-------- SUPPLIED PASSAGE
2.3. Other approaches to speed-up computations Another way to support the parallelism is to have a complex architecture, composed of a large number of homogeneous or heterogeneous elementary units, where units and interconnections among them can be configured to do some specific jobs. These architectures are referred as reconfigurable architecture [3], and are based on the configuration of an hardware substrate to define a specific datapath or the interconnections among the processing elements of a cluster. Configuration must be downloaded into the architecture: a given algorithm must be previously written in parallel form according to the hardware architecture in which the algorithm will run. Given a certain algorithm, typically is not easy to define the configuration: sometimes this can be done coding the algorithm by means of a specific language, even if some projects include a compiler to simplify the mapping process [11], [4]. Since usually it is not quick to change configuration, these architectures are effectively used for streaming processing.

3. Guidelines for the architectural definition The starting point for this work was to define the outline of an innovative general purpose processor architecture, with four major features: scalability at architectural level, scalability at performances level, run-time adaptive resource allocation and balancing, ILP and TLP support.

3.1. Architectural scalability The architectural scalability is the property of an architecture to vary in size without affecting system functionality and with minor modifications to non-scaled hardware. Chip multiprocessors (see 2.2) systems exploit TLP by means of allocation of different threads to different processors. In

this manner threads run actually in parallel, and a consistent speed-up can be achieved. Such systems are coarsegrained since the complexity of a single processor is usually very high, and hence it is difficult to cheaply arrange a large number of them. A finer scalability should take into account processing units with reduced size and functionality. In this case a large number of such units, that we call nanoprocessors (nPs), could fit into the same chip obtaining significant speed up in communications compared to off-chip clusters. This architectural approach can exploit in the best way technology scaling allowing wider implementations following CMOS technology improvements.
----------------
-------- RECORDED DATA
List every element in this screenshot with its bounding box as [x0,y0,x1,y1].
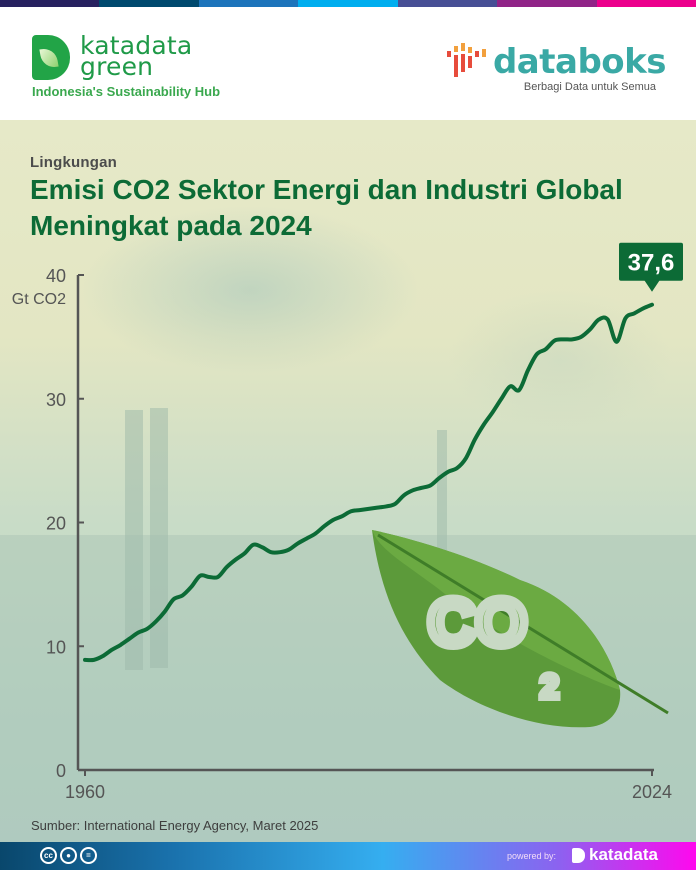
katadata-green-logo: katadata green [32,31,193,81]
license-icons: cc ● = [40,847,97,864]
category-label: Lingkungan [30,154,117,171]
y-tick-label: 20 [46,514,66,534]
databoks-tagline: Berbagi Data untuk Semua [523,81,656,93]
y-tick-label: 10 [46,637,66,657]
callout-value: 37,6 [628,250,675,277]
chimney-silhouette [150,408,168,668]
bars-icon [446,43,489,79]
footer-bar: cc ● = powered by: katadata [0,842,696,870]
databoks-wordmark: databoks [492,42,667,82]
chimney-silhouette [437,430,447,650]
cc-icon[interactable]: cc [40,847,57,864]
y-tick-label: 30 [46,390,66,410]
leaf-d-icon [32,35,70,80]
header: katadata green Indonesia's Sustainabilit… [0,7,696,120]
logo-line1: katadata [80,31,193,60]
databoks-logo: databoks [446,42,667,82]
source-note: Sumber: International Energy Agency, Mar… [31,818,319,833]
x-tick-label: 2024 [632,782,672,802]
color-bar [0,0,696,7]
co2-leaf-illustration: CO 2 [372,530,669,728]
by-icon[interactable]: ● [60,847,77,864]
y-tick-label: 40 [46,266,66,286]
x-tick-label: 1960 [65,782,105,802]
y-axis-unit: Gt CO2 [12,291,66,308]
powered-by-label: powered by: [506,851,556,861]
y-tick-label: 0 [56,761,66,781]
chart-title: Emisi CO2 Sektor Energi dan Industri Glo… [30,174,623,241]
logo-tagline: Indonesia's Sustainability Hub [32,84,221,99]
nd-icon[interactable]: = [80,847,97,864]
chimney-silhouette [125,410,143,670]
emission-line [83,302,654,663]
logo-line2: green [80,52,154,81]
co2-leaf-text: CO [428,585,527,659]
katadata-brand: katadata [589,845,658,864]
katadata-d-icon [572,847,586,863]
katadata-footer-logo[interactable]: katadata [572,845,658,865]
svg-text:2: 2 [540,668,559,706]
line-chart: CO 2 0 10 20 30 40 Gt CO2 1960 2024 37,6 [12,242,683,802]
value-callout[interactable]: 37,6 [619,242,683,292]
----------------
Please repeat the part of the processor architecture passage that opens with the words "this manner threads" and closes with "CMOS technology improvements.", and switch "nanoprocessors" to "tiny processors".

--- RESULT BELOW ---
this manner threads run actually in parallel, and a consistent speed-up can be achieved. Such systems are coarsegrained since the complexity of a single processor is usually very high, and hence it is difficult to cheaply arrange a large number of them. A finer scalability should take into account processing units with reduced size and functionality. In this case a large number of such units, that we call tiny processors (nPs), could fit into the same chip obtaining significant speed up in communications compared to off-chip clusters. This architectural approach can exploit in the best way technology scaling allowing wider implementations following CMOS technology improvements.